→ THE TASK:
Write out every single entry exactly.

[Begin PROVIDED RECORDS]

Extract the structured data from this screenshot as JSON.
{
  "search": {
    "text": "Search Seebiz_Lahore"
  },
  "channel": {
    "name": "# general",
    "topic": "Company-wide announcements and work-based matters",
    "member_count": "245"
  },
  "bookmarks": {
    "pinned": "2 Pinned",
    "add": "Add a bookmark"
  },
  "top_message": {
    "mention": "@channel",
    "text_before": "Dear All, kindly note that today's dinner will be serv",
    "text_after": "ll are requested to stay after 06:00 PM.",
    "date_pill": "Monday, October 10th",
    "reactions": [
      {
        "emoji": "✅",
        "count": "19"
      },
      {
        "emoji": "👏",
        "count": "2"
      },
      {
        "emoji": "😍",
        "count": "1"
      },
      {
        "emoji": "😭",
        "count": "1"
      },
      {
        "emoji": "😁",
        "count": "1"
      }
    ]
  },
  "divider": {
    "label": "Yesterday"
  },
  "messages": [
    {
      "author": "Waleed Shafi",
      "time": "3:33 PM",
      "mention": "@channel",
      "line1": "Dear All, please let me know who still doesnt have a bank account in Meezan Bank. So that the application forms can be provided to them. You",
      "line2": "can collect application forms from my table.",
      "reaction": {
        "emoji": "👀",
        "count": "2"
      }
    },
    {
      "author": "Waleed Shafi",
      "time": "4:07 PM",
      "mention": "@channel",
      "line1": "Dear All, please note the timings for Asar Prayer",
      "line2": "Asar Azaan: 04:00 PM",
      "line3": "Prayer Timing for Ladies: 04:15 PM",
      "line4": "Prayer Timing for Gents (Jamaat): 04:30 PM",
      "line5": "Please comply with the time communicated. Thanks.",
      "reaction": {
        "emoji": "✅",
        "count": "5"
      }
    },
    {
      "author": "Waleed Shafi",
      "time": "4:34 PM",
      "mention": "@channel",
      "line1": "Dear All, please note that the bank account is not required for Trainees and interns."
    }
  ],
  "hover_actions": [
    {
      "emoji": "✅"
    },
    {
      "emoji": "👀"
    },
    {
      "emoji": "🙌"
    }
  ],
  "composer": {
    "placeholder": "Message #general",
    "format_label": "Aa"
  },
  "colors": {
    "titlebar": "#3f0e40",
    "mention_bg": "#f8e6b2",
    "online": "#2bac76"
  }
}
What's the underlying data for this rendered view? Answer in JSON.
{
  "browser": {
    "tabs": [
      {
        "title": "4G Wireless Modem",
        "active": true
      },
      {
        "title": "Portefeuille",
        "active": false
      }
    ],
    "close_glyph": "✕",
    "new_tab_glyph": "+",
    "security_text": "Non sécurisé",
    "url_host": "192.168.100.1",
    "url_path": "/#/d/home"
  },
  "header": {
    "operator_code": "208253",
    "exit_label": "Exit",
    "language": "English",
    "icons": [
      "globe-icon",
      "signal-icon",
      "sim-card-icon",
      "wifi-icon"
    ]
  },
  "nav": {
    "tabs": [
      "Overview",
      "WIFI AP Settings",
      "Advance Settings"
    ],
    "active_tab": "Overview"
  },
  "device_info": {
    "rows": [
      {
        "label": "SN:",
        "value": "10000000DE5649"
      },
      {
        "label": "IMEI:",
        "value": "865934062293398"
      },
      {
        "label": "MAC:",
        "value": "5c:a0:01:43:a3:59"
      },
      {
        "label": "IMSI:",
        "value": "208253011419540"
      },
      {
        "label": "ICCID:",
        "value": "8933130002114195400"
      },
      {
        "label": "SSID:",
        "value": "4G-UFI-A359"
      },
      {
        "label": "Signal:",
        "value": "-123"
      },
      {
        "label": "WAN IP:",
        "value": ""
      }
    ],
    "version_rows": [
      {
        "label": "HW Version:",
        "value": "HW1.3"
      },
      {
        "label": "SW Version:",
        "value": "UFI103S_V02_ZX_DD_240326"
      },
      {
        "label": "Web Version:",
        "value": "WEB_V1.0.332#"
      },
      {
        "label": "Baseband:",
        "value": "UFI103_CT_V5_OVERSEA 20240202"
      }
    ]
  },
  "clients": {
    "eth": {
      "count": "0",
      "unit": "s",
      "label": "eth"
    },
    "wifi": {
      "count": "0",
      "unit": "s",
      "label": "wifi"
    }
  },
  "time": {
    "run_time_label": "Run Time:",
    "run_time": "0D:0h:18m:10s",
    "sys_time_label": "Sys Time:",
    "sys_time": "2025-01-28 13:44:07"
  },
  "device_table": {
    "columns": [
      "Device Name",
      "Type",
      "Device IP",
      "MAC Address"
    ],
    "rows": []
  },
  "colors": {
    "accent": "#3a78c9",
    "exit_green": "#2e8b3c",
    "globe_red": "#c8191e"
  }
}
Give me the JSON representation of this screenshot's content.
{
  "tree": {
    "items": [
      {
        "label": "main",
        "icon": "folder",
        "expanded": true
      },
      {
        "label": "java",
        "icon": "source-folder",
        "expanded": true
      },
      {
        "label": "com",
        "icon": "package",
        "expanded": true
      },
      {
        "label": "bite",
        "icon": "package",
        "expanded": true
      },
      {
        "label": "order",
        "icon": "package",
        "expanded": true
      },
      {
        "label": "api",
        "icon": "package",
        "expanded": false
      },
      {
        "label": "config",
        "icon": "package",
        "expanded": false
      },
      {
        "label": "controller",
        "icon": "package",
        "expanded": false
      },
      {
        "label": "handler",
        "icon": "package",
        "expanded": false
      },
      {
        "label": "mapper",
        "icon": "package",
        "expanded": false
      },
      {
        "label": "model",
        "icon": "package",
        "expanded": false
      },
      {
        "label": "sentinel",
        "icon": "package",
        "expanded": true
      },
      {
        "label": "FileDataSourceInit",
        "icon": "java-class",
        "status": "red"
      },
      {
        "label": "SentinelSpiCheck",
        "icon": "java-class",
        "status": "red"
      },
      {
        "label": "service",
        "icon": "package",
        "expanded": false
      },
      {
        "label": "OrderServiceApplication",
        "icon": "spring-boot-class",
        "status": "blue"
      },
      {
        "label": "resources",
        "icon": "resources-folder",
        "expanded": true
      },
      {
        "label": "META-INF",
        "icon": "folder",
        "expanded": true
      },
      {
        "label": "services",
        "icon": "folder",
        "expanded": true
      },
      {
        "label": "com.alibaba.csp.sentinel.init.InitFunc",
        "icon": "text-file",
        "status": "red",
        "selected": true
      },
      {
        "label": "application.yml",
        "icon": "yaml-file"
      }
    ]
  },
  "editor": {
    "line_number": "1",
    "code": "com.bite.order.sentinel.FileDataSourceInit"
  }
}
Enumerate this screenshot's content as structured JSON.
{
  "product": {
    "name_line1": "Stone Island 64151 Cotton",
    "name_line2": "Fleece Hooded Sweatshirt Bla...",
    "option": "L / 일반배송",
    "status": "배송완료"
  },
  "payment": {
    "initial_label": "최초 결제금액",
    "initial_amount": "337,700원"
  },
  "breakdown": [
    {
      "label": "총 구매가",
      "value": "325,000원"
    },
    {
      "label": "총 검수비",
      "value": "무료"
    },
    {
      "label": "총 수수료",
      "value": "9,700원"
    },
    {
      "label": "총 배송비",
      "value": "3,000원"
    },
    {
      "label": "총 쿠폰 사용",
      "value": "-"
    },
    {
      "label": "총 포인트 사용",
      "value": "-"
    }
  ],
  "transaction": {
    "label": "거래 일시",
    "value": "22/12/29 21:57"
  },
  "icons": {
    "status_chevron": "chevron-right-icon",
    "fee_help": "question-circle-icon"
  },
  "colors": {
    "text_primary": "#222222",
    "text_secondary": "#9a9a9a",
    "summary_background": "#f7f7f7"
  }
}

[End PROVIDED RECORDS]

→ COMPLETE RESPONSE:
Extract the structured data from this screenshot as JSON.
{
  "search": {
    "text": "Search Seebiz_Lahore"
  },
  "channel": {
    "name": "# general",
    "topic": "Company-wide announcements and work-based matters",
    "member_count": "245"
  },
  "bookmarks": {
    "pinned": "2 Pinned",
    "add": "Add a bookmark"
  },
  "top_message": {
    "mention": "@channel",
    "text_before": "Dear All, kindly note that today's dinner will be serv",
    "text_after": "ll are requested to stay after 06:00 PM.",
    "date_pill": "Monday, October 10th",
    "reactions": [
      {
        "emoji": "✅",
        "count": "19"
      },
      {
        "emoji": "👏",
        "count": "2"
      },
      {
        "emoji": "😍",
        "count": "1"
      },
      {
        "emoji": "😭",
        "count": "1"
      },
      {
        "emoji": "😁",
        "count": "1"
      }
    ]
  },
  "divider": {
    "label": "Yesterday"
  },
  "messages": [
    {
      "author": "Waleed Shafi",
      "time": "3:33 PM",
      "mention": "@channel",
      "line1": "Dear All, please let me know who still doesnt have a bank account in Meezan Bank. So that the application forms can be provided to them. You",
      "line2": "can collect application forms from my table.",
      "reaction": {
        "emoji": "👀",
        "count": "2"
      }
    },
    {
      "author": "Waleed Shafi",
      "time": "4:07 PM",
      "mention": "@channel",
      "line1": "Dear All, please note the timings for Asar Prayer",
      "line2": "Asar Azaan: 04:00 PM",
      "line3": "Prayer Timing for Ladies: 04:15 PM",
      "line4": "Prayer Timing for Gents (Jamaat): 04:30 PM",
      "line5": "Please comply with the time communicated. Thanks.",
      "reaction": {
        "emoji": "✅",
        "count": "5"
      }
    },
    {
      "author": "Waleed Shafi",
      "time": "4:34 PM",
      "mention": "@channel",
      "line1": "Dear All, please note that the bank account is not required for Trainees and interns."
    }
  ],
  "hover_actions": [
    {
      "emoji": "✅"
    },
    {
      "emoji": "👀"
    },
    {
      "emoji": "🙌"
    }
  ],
  "composer": {
    "placeholder": "Message #general",
    "format_label": "Aa"
  },
  "colors": {
    "titlebar": "#3f0e40",
    "mention_bg": "#f8e6b2",
    "online": "#2bac76"
  }
}
What's the underlying data for this rendered view? Answer in JSON.
{
  "browser": {
    "tabs": [
      {
        "title": "4G Wireless Modem",
        "active": true
      },
      {
        "title": "Portefeuille",
        "active": false
      }
    ],
    "close_glyph": "✕",
    "new_tab_glyph": "+",
    "security_text": "Non sécurisé",
    "url_host": "192.168.100.1",
    "url_path": "/#/d/home"
  },
  "header": {
    "operator_code": "208253",
    "exit_label": "Exit",
    "language": "English",
    "icons": [
      "globe-icon",
      "signal-icon",
      "sim-card-icon",
      "wifi-icon"
    ]
  },
  "nav": {
    "tabs": [
      "Overview",
      "WIFI AP Settings",
      "Advance Settings"
    ],
    "active_tab": "Overview"
  },
  "device_info": {
    "rows": [
      {
        "label": "SN:",
        "value": "10000000DE5649"
      },
      {
        "label": "IMEI:",
        "value": "865934062293398"
      },
      {
        "label": "MAC:",
        "value": "5c:a0:01:43:a3:59"
      },
      {
        "label": "IMSI:",
        "value": "208253011419540"
      },
      {
        "label": "ICCID:",
        "value": "8933130002114195400"
      },
      {
        "label": "SSID:",
        "value": "4G-UFI-A359"
      },
      {
        "label": "Signal:",
        "value": "-123"
      },
      {
        "label": "WAN IP:",
        "value": ""
      }
    ],
    "version_rows": [
      {
        "label": "HW Version:",
        "value": "HW1.3"
      },
      {
        "label": "SW Version:",
        "value": "UFI103S_V02_ZX_DD_240326"
      },
      {
        "label": "Web Version:",
        "value": "WEB_V1.0.332#"
      },
      {
        "label": "Baseband:",
        "value": "UFI103_CT_V5_OVERSEA 20240202"
      }
    ]
  },
  "clients": {
    "eth": {
      "count": "0",
      "unit": "s",
      "label": "eth"
    },
    "wifi": {
      "count": "0",
      "unit": "s",
      "label": "wifi"
    }
  },
  "time": {
    "run_time_label": "Run Time:",
    "run_time": "0D:0h:18m:10s",
    "sys_time_label": "Sys Time:",
    "sys_time": "2025-01-28 13:44:07"
  },
  "device_table": {
    "columns": [
      "Device Name",
      "Type",
      "Device IP",
      "MAC Address"
    ],
    "rows": []
  },
  "colors": {
    "accent": "#3a78c9",
    "exit_green": "#2e8b3c",
    "globe_red": "#c8191e"
  }
}
Give me the JSON representation of this screenshot's content.
{
  "tree": {
    "items": [
      {
        "label": "main",
        "icon": "folder",
        "expanded": true
      },
      {
        "label": "java",
        "icon": "source-folder",
        "expanded": true
      },
      {
        "label": "com",
        "icon": "package",
        "expanded": true
      },
      {
        "label": "bite",
        "icon": "package",
        "expanded": true
      },
      {
        "label": "order",
        "icon": "package",
        "expanded": true
      },
      {
        "label": "api",
        "icon": "package",
        "expanded": false
      },
      {
        "label": "config",
        "icon": "package",
        "expanded": false
      },
      {
        "label": "controller",
        "icon": "package",
        "expanded": false
      },
      {
        "label": "handler",
        "icon": "package",
        "expanded": false
      },
      {
        "label": "mapper",
        "icon": "package",
        "expanded": false
      },
      {
        "label": "model",
        "icon": "package",
        "expanded": false
      },
      {
        "label": "sentinel",
        "icon": "package",
        "expanded": true
      },
      {
        "label": "FileDataSourceInit",
        "icon": "java-class",
        "status": "red"
      },
      {
        "label": "SentinelSpiCheck",
        "icon": "java-class",
        "status": "red"
      },
      {
        "label": "service",
        "icon": "package",
        "expanded": false
      },
      {
        "label": "OrderServiceApplication",
        "icon": "spring-boot-class",
        "status": "blue"
      },
      {
        "label": "resources",
        "icon": "resources-folder",
        "expanded": true
      },
      {
        "label": "META-INF",
        "icon": "folder",
        "expanded": true
      },
      {
        "label": "services",
        "icon": "folder",
        "expanded": true
      },
      {
        "label": "com.alibaba.csp.sentinel.init.InitFunc",
        "icon": "text-file",
        "status": "red",
        "selected": true
      },
      {
        "label": "application.yml",
        "icon": "yaml-file"
      }
    ]
  },
  "editor": {
    "line_number": "1",
    "code": "com.bite.order.sentinel.FileDataSourceInit"
  }
}
Enumerate this screenshot's content as structured JSON.
{
  "product": {
    "name_line1": "Stone Island 64151 Cotton",
    "name_line2": "Fleece Hooded Sweatshirt Bla...",
    "option": "L / 일반배송",
    "status": "배송완료"
  },
  "payment": {
    "initial_label": "최초 결제금액",
    "initial_amount": "337,700원"
  },
  "breakdown": [
    {
      "label": "총 구매가",
      "value": "325,000원"
    },
    {
      "label": "총 검수비",
      "value": "무료"
    },
    {
      "label": "총 수수료",
      "value": "9,700원"
    },
    {
      "label": "총 배송비",
      "value": "3,000원"
    },
    {
      "label": "총 쿠폰 사용",
      "value": "-"
    },
    {
      "label": "총 포인트 사용",
      "value": "-"
    }
  ],
  "transaction": {
    "label": "거래 일시",
    "value": "22/12/29 21:57"
  },
  "icons": {
    "status_chevron": "chevron-right-icon",
    "fee_help": "question-circle-icon"
  },
  "colors": {
    "text_primary": "#222222",
    "text_secondary": "#9a9a9a",
    "summary_background": "#f7f7f7"
  }
}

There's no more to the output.